#### Objective:
Copy out every line of the material below word for word, omitting the pictures.

#### Records for this task:
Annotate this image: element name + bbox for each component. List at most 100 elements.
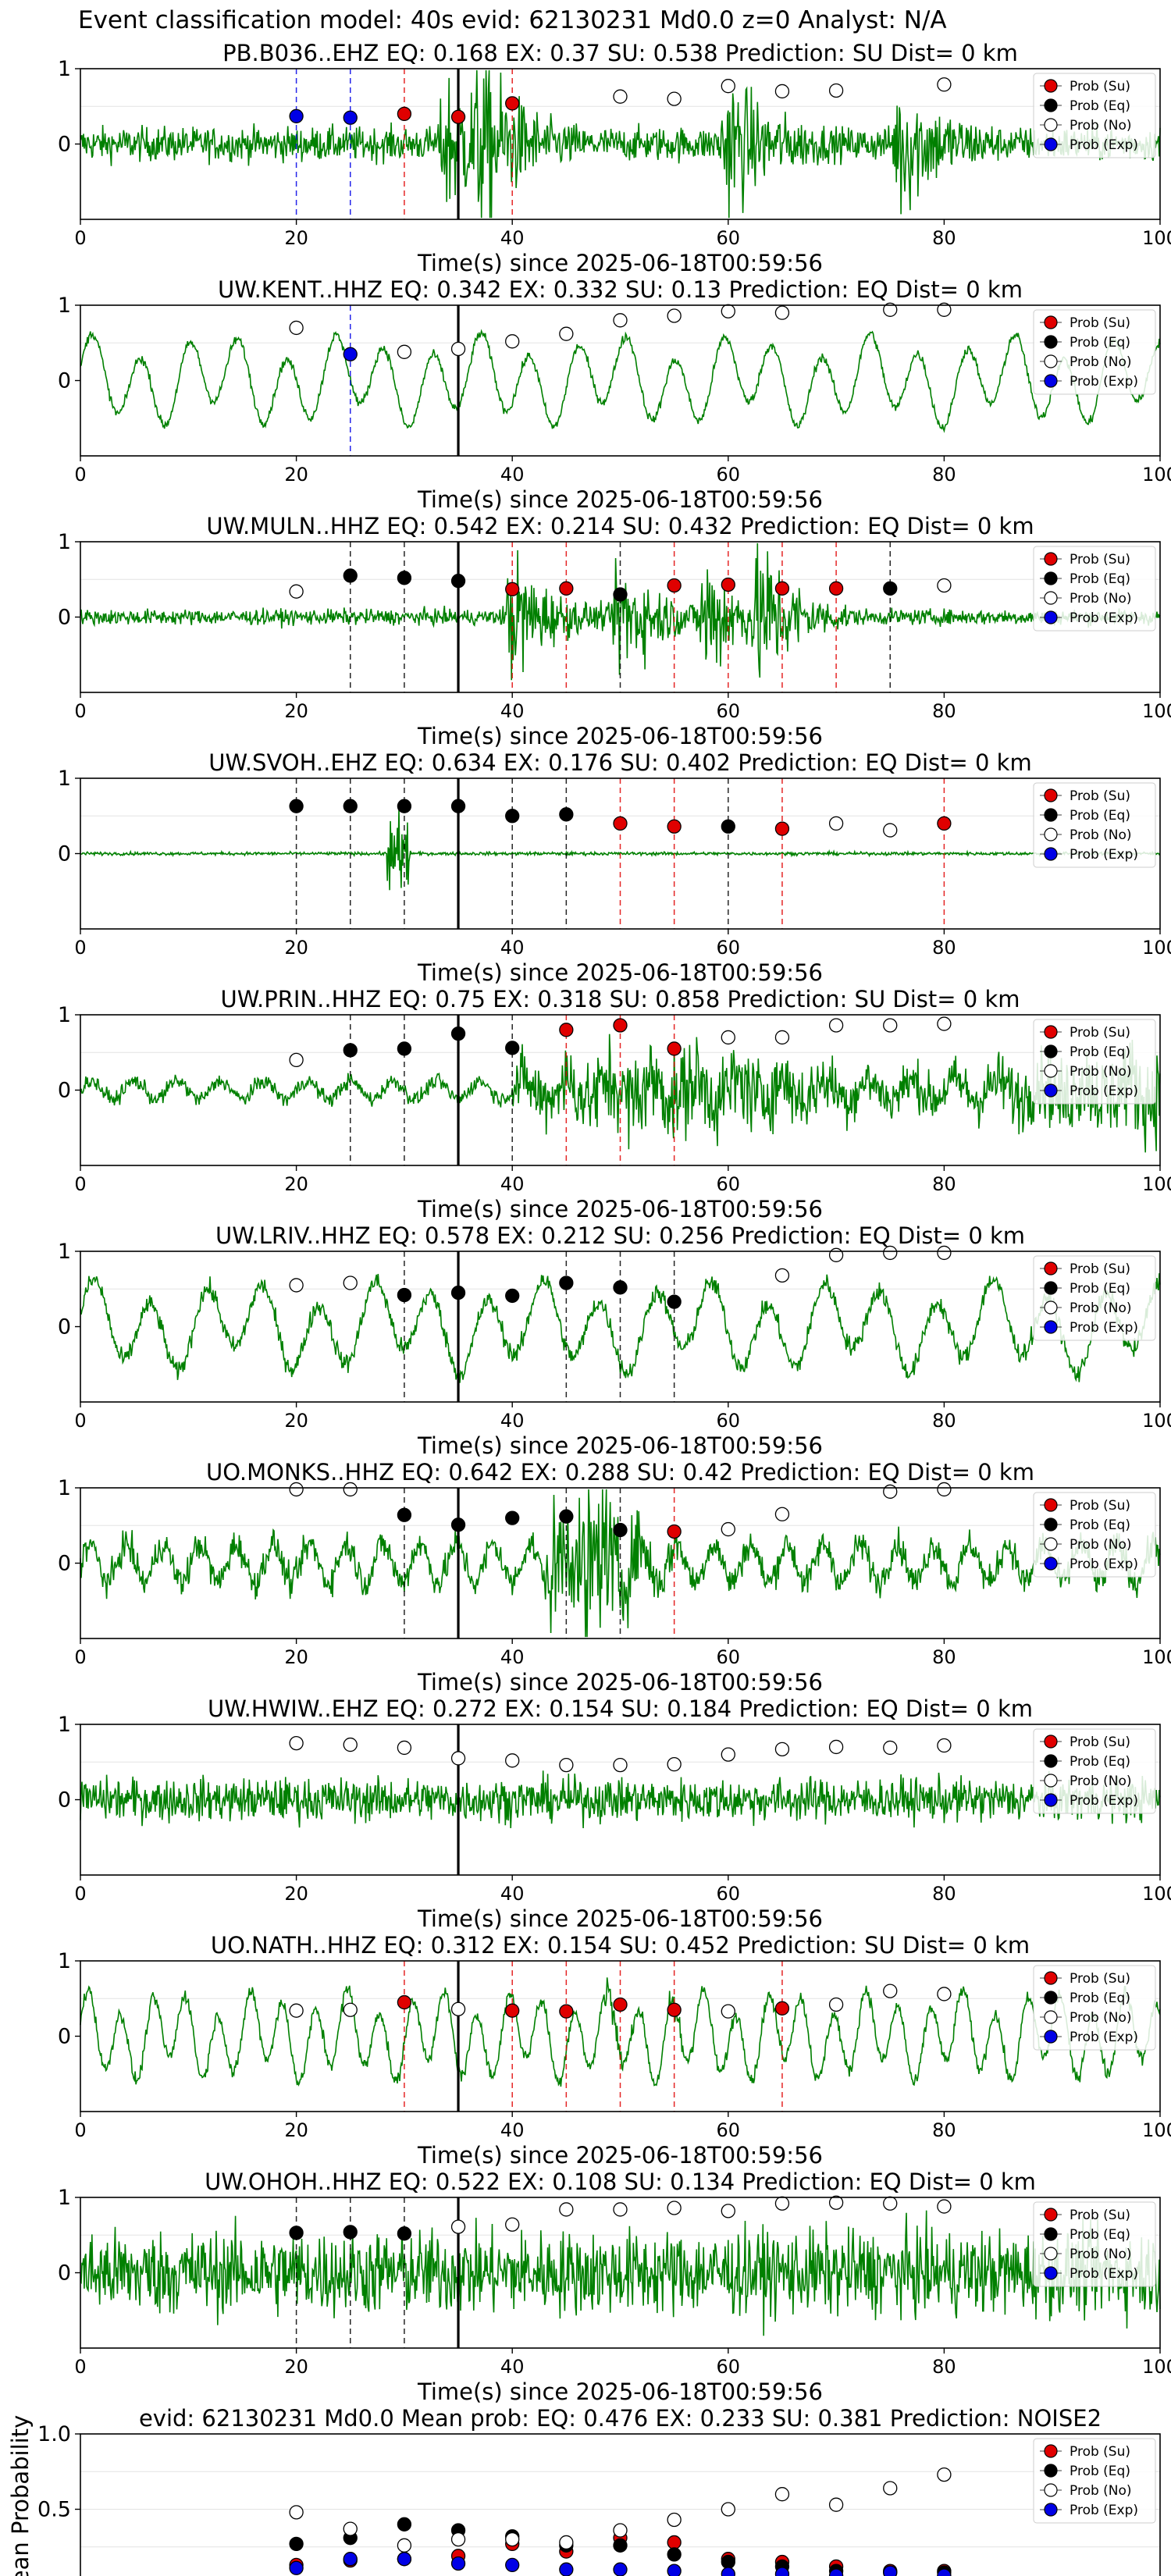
subplot-title: UW.OHOH..HHZ EQ: 0.522 EX: 0.108 SU: 0.1…	[205, 2169, 1036, 2195]
legend-marker	[1044, 1498, 1058, 1512]
subplot-0: PB.B036..EHZ EQ: 0.168 EX: 0.37 SU: 0.53…	[58, 40, 1171, 276]
legend-marker	[1044, 2010, 1058, 2024]
prob-point-no	[883, 1740, 898, 1756]
x-tick-label: 100	[1142, 700, 1171, 722]
mean-point-eq	[289, 2536, 304, 2552]
x-tick-label: 60	[717, 1173, 741, 1195]
x-tick-label: 40	[500, 1883, 525, 1905]
subplot-title: UW.HWIW..EHZ EQ: 0.272 EX: 0.154 SU: 0.1…	[208, 1695, 1033, 1722]
legend: Prob (Su) Prob (Eq) Prob (No) Prob (Exp)	[1033, 1255, 1156, 1341]
subplot-title: UW.MULN..HHZ EQ: 0.542 EX: 0.214 SU: 0.4…	[206, 513, 1034, 539]
x-axis-label: Time(s) since 2025-06-18T00:59:56	[417, 250, 823, 276]
legend-label: Prob (Su)	[1070, 1735, 1130, 1750]
legend-marker	[1044, 1064, 1058, 1078]
prob-point-no	[883, 1484, 898, 1499]
x-tick-label: 20	[284, 464, 308, 486]
mean-point-exp	[397, 2552, 412, 2567]
legend-marker	[1044, 847, 1058, 861]
prob-point-su	[613, 816, 628, 831]
prob-point-no	[721, 2004, 735, 2019]
x-axis-label: Time(s) since 2025-06-18T00:59:56	[417, 1196, 823, 1222]
subplot-title: UW.PRIN..HHZ EQ: 0.75 EX: 0.318 SU: 0.85…	[220, 986, 1020, 1012]
y-tick-label: 1	[58, 1713, 71, 1737]
legend-label: Prob (Exp)	[1070, 610, 1138, 626]
prob-point-no	[721, 1747, 735, 1762]
legend-label: Prob (Exp)	[1070, 2503, 1138, 2518]
prob-point-no	[828, 1739, 844, 1755]
plot-frame	[80, 2433, 1161, 2576]
prob-point-eq	[613, 587, 628, 602]
legend-marker	[1044, 1991, 1058, 2005]
legend-marker	[1044, 335, 1058, 349]
legend-marker	[1044, 1537, 1058, 1551]
subplot-7: UW.HWIW..EHZ EQ: 0.272 EX: 0.154 SU: 0.1…	[58, 1695, 1171, 1932]
y-tick-label: 0	[58, 369, 71, 393]
prob-point-eq	[613, 1522, 628, 1538]
mean-point-eq	[667, 2547, 682, 2562]
subplot-6: UO.MONKS..HHZ EQ: 0.642 EX: 0.288 SU: 0.…	[58, 1459, 1171, 1695]
subplot-2: UW.MULN..HHZ EQ: 0.542 EX: 0.214 SU: 0.4…	[58, 513, 1171, 749]
prob-point-no	[937, 77, 952, 92]
x-tick-label: 60	[717, 227, 741, 249]
prob-point-no	[613, 89, 628, 104]
y-tick-label: 1	[58, 2186, 71, 2210]
legend-marker	[1044, 2030, 1058, 2044]
legend-label: Prob (No)	[1070, 1774, 1132, 1789]
subplot-title: UW.SVOH..EHZ EQ: 0.634 EX: 0.176 SU: 0.4…	[208, 749, 1031, 776]
legend-marker	[1044, 1971, 1058, 1985]
x-tick-label: 100	[1142, 1883, 1171, 1905]
x-tick-label: 80	[932, 1646, 956, 1668]
prob-point-no	[450, 2219, 466, 2234]
prob-point-su	[667, 1524, 682, 1539]
legend-box	[1033, 309, 1156, 395]
legend-label: Prob (Su)	[1070, 315, 1130, 331]
y-tick-label: 0	[58, 1315, 71, 1340]
mean-point-no	[505, 2532, 520, 2547]
prob-point-no	[721, 304, 735, 318]
legend-label: Prob (Su)	[1070, 79, 1130, 94]
prob-point-no	[937, 1016, 952, 1031]
y-tick-label: 0	[58, 1788, 71, 1813]
prob-point-eq	[450, 1285, 466, 1300]
x-tick-label: 40	[500, 1173, 525, 1195]
mean-point-exp	[289, 2560, 304, 2575]
legend-marker	[1044, 827, 1058, 841]
x-tick-label: 40	[500, 2119, 525, 2141]
prob-point-su	[397, 1994, 412, 2010]
mean-point-su	[667, 2535, 682, 2550]
mean-point-no	[667, 2512, 682, 2528]
waveform-trace	[80, 1034, 1161, 1153]
y-tick-label: 1	[58, 1240, 71, 1264]
legend: Prob (Su) Prob (Eq) Prob (No) Prob (Exp)	[1033, 2438, 1156, 2524]
legend-label: Prob (Eq)	[1070, 1281, 1130, 1297]
legend-marker	[1044, 1735, 1058, 1749]
legend-label: Prob (Exp)	[1070, 2030, 1138, 2045]
legend-marker	[1044, 2444, 1058, 2458]
legend-marker	[1044, 2503, 1058, 2517]
prob-point-no	[667, 1756, 682, 1772]
y-tick-label: 1	[58, 294, 71, 318]
prob-point-su	[505, 2003, 520, 2018]
legend: Prob (Su) Prob (Eq) Prob (No) Prob (Exp)	[1033, 309, 1156, 395]
prob-point-no	[559, 2202, 574, 2217]
x-tick-label: 60	[717, 937, 741, 959]
legend: Prob (Su) Prob (Eq) Prob (No) Prob (Exp)	[1033, 1019, 1156, 1105]
x-axis-label: Time(s) since 2025-06-18T00:59:56	[417, 959, 823, 986]
legend-marker	[1044, 2247, 1058, 2261]
plot-frame	[80, 304, 1161, 457]
legend-marker	[1044, 1261, 1058, 1276]
prob-point-eq	[505, 1041, 520, 1055]
mean-point-no	[883, 2481, 898, 2496]
mean-point-exp	[937, 2568, 952, 2576]
prob-point-no	[559, 326, 574, 341]
legend: Prob (Su) Prob (Eq) Prob (No) Prob (Exp)	[1033, 1728, 1156, 1814]
legend-box	[1033, 2438, 1156, 2524]
legend-marker	[1044, 571, 1058, 585]
prob-point-su	[667, 2002, 682, 2017]
legend-marker	[1044, 137, 1058, 151]
prob-point-no	[883, 823, 898, 838]
x-tick-label: 80	[932, 937, 956, 959]
mean-point-exp	[721, 2567, 735, 2576]
y-tick-label: 0	[58, 1552, 71, 1576]
prob-point-no	[774, 1507, 790, 1521]
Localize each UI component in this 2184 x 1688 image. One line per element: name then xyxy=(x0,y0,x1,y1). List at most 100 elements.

#### The result:
Annotate this image: element name + bbox for each component. List at most 100 elements.
subplot-title: UW.OHOH..HHZ EQ: 0.522 EX: 0.108 SU: 0.1…	[205, 2169, 1036, 2195]
legend-marker	[1044, 1498, 1058, 1512]
subplot-0: PB.B036..EHZ EQ: 0.168 EX: 0.37 SU: 0.53…	[58, 40, 1171, 276]
legend-marker	[1044, 2010, 1058, 2024]
prob-point-no	[883, 1740, 898, 1756]
x-tick-label: 100	[1142, 700, 1171, 722]
mean-point-eq	[289, 2536, 304, 2552]
x-tick-label: 60	[717, 1173, 741, 1195]
x-tick-label: 40	[500, 1883, 525, 1905]
subplot-title: UW.HWIW..EHZ EQ: 0.272 EX: 0.154 SU: 0.1…	[208, 1695, 1033, 1722]
legend: Prob (Su) Prob (Eq) Prob (No) Prob (Exp)	[1033, 1255, 1156, 1341]
subplot-title: UW.MULN..HHZ EQ: 0.542 EX: 0.214 SU: 0.4…	[206, 513, 1034, 539]
x-axis-label: Time(s) since 2025-06-18T00:59:56	[417, 250, 823, 276]
legend-label: Prob (Su)	[1070, 1735, 1130, 1750]
legend-marker	[1044, 1064, 1058, 1078]
prob-point-no	[883, 1484, 898, 1499]
x-tick-label: 20	[284, 464, 308, 486]
mean-point-exp	[397, 2552, 412, 2567]
legend-marker	[1044, 847, 1058, 861]
prob-point-su	[613, 816, 628, 831]
prob-point-no	[721, 2004, 735, 2019]
x-axis-label: Time(s) since 2025-06-18T00:59:56	[417, 1196, 823, 1222]
subplot-title: UW.PRIN..HHZ EQ: 0.75 EX: 0.318 SU: 0.85…	[220, 986, 1020, 1012]
y-tick-label: 1	[58, 1713, 71, 1737]
legend-label: Prob (Exp)	[1070, 610, 1138, 626]
prob-point-no	[721, 1747, 735, 1762]
legend-label: Prob (Exp)	[1070, 2503, 1138, 2518]
prob-point-no	[828, 1739, 844, 1755]
plot-frame	[80, 2433, 1161, 2576]
prob-point-eq	[613, 587, 628, 602]
legend-marker	[1044, 1991, 1058, 2005]
legend-marker	[1044, 335, 1058, 349]
legend-marker	[1044, 1537, 1058, 1551]
subplot-7: UW.HWIW..EHZ EQ: 0.272 EX: 0.154 SU: 0.1…	[58, 1695, 1171, 1932]
y-tick-label: 0	[58, 369, 71, 393]
prob-point-eq	[613, 1522, 628, 1538]
mean-point-eq	[667, 2547, 682, 2562]
subplot-6: UO.MONKS..HHZ EQ: 0.642 EX: 0.288 SU: 0.…	[58, 1459, 1171, 1695]
subplot-2: UW.MULN..HHZ EQ: 0.542 EX: 0.214 SU: 0.4…	[58, 513, 1171, 749]
prob-point-no	[937, 77, 952, 92]
x-tick-label: 60	[717, 227, 741, 249]
prob-point-no	[613, 89, 628, 104]
y-tick-label: 1	[58, 2186, 71, 2210]
legend-marker	[1044, 2030, 1058, 2044]
legend-label: Prob (No)	[1070, 1774, 1132, 1789]
subplot-title: UW.SVOH..EHZ EQ: 0.634 EX: 0.176 SU: 0.4…	[208, 749, 1031, 776]
legend-marker	[1044, 1971, 1058, 1985]
x-tick-label: 100	[1142, 1883, 1171, 1905]
x-tick-label: 80	[932, 1646, 956, 1668]
prob-point-no	[450, 2219, 466, 2234]
prob-point-su	[667, 1524, 682, 1539]
legend-box	[1033, 309, 1156, 395]
legend-label: Prob (Su)	[1070, 315, 1130, 331]
y-tick-label: 0	[58, 1315, 71, 1340]
mean-point-no	[505, 2532, 520, 2547]
prob-point-no	[721, 304, 735, 318]
legend-label: Prob (Su)	[1070, 79, 1130, 94]
prob-point-no	[937, 1016, 952, 1031]
y-tick-label: 0	[58, 1788, 71, 1813]
prob-point-eq	[450, 1285, 466, 1300]
x-tick-label: 40	[500, 1173, 525, 1195]
mean-point-exp	[289, 2560, 304, 2575]
legend-marker	[1044, 827, 1058, 841]
x-tick-label: 40	[500, 2119, 525, 2141]
prob-point-su	[397, 1994, 412, 2010]
mean-point-su	[667, 2535, 682, 2550]
mean-point-no	[667, 2512, 682, 2528]
waveform-trace	[80, 1034, 1161, 1153]
y-tick-label: 1	[58, 1240, 71, 1264]
legend: Prob (Su) Prob (Eq) Prob (No) Prob (Exp)	[1033, 2438, 1156, 2524]
legend-label: Prob (Eq)	[1070, 1281, 1130, 1297]
legend-marker	[1044, 1735, 1058, 1749]
legend-label: Prob (Exp)	[1070, 2030, 1138, 2045]
legend-marker	[1044, 2444, 1058, 2458]
legend-marker	[1044, 2503, 1058, 2517]
prob-point-no	[667, 1756, 682, 1772]
y-tick-label: 1	[58, 294, 71, 318]
prob-point-su	[505, 2003, 520, 2018]
legend: Prob (Su) Prob (Eq) Prob (No) Prob (Exp)	[1033, 309, 1156, 395]
prob-point-no	[559, 2202, 574, 2217]
x-tick-label: 60	[717, 937, 741, 959]
legend: Prob (Su) Prob (Eq) Prob (No) Prob (Exp)	[1033, 1019, 1156, 1105]
x-axis-label: Time(s) since 2025-06-18T00:59:56	[417, 959, 823, 986]
legend-marker	[1044, 2247, 1058, 2261]
plot-frame	[80, 304, 1161, 457]
legend-marker	[1044, 1261, 1058, 1276]
prob-point-eq	[505, 1041, 520, 1055]
mean-point-no	[883, 2481, 898, 2496]
mean-point-exp	[937, 2568, 952, 2576]
prob-point-no	[559, 326, 574, 341]
legend: Prob (Su) Prob (Eq) Prob (No) Prob (Exp)	[1033, 1728, 1156, 1814]
legend-box	[1033, 2438, 1156, 2524]
legend-marker	[1044, 571, 1058, 585]
prob-point-su	[667, 2002, 682, 2017]
legend-marker	[1044, 137, 1058, 151]
prob-point-no	[883, 823, 898, 838]
x-tick-label: 80	[932, 937, 956, 959]
mean-point-exp	[721, 2567, 735, 2576]
y-tick-label: 0	[58, 1552, 71, 1576]
prob-point-no	[774, 1507, 790, 1521]
Localize each UI component in this 2184 x 1688 image. One line per element: name then xyxy=(x0,y0,x1,y1). List at most 100 elements.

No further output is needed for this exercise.